Decide whether each statement agrees with the text on non-listening, answering yes or no and quoting the deciding words: 1. The theory treats listening as a process between a sender and a receiver. 2. Every listening interaction must include all of its stages. 3. Disruption is a non-listening type meant to stop others from listening.

GIVEN TEXT>
--
A new theory of
non-listening

Listening Overview

Is it possible to listen, but still disagree?

Opinions vary! Listening means different things to different people. When someone says listening has not occurred, there are several possible interaction types. This theory describes listening as a process capturing the extent of message transmission and acceptance between a sender and receiver.

Listening interactions can include various stages. All are not always necessary, but an unambiguous listening interaction includes every stage. A sender is able to express a message, with mutual access to the receiver; the listener is willingly present in this interaction, considers the message content, and perhaps complies by changing their attitude, beliefs, or behaviour.

Each has a non-listening counterpart: these interactions hinder the extent of message expression, transmission, or acceptance. A sixth non-listening type, disruption, aims to stop others from listening. Disruptive non-listeners can prompt others who are present to withdraw; persuade those who might consider a message to dismiss it; and lead others to refuse requests rather than comply.
--
DATA SECTION>
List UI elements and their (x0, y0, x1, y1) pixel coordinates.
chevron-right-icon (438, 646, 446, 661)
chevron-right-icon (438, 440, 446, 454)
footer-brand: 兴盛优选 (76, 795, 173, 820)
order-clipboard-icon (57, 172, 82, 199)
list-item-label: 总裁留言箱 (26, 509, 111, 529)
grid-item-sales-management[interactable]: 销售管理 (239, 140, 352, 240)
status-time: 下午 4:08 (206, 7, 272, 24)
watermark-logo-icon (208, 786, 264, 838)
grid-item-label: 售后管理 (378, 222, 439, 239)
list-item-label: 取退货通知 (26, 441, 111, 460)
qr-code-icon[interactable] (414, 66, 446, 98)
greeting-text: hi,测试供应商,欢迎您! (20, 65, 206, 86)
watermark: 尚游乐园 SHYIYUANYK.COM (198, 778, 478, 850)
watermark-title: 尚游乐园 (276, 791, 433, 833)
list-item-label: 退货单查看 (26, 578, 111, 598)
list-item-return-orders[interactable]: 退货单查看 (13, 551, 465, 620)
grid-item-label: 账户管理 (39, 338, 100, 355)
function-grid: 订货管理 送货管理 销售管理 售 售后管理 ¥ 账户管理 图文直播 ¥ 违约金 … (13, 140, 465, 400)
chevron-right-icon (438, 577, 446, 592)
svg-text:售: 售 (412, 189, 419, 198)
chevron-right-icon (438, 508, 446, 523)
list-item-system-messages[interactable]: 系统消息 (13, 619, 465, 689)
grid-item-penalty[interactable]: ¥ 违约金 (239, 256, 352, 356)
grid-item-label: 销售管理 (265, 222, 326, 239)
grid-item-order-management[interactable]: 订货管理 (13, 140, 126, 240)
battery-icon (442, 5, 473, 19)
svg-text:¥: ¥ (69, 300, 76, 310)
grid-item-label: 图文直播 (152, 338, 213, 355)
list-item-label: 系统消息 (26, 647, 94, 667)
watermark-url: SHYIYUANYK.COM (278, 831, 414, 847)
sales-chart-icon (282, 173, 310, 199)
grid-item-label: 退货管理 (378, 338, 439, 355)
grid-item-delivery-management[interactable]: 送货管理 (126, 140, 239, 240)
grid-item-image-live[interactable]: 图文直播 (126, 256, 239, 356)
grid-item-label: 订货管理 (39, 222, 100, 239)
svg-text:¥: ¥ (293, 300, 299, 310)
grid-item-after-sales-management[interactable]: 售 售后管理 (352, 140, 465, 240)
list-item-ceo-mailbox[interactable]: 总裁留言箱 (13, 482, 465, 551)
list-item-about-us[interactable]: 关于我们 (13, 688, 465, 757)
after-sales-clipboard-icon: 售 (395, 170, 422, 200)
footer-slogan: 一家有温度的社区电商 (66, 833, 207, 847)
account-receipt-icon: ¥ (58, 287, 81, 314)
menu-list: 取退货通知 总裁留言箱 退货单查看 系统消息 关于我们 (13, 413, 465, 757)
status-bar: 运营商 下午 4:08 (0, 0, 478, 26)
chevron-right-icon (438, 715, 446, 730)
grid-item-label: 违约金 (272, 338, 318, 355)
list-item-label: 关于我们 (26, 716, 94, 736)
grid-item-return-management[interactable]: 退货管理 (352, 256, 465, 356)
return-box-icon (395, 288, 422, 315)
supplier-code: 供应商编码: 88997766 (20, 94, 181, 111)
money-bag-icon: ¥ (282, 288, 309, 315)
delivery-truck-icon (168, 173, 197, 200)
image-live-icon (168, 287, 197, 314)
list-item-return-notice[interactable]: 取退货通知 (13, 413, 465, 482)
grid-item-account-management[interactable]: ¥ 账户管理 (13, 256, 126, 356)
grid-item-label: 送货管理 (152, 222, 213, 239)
--
OUTPUT>
1. Yes: "This theory describes listening as a process capturing the extent of message transmission and acceptance between a sender and receiver."
2. No: "All are not always necessary, but an unambiguous listening interaction includes every stage."
3. Yes: "A sixth non-listening type, disruption, aims to stop others from listening."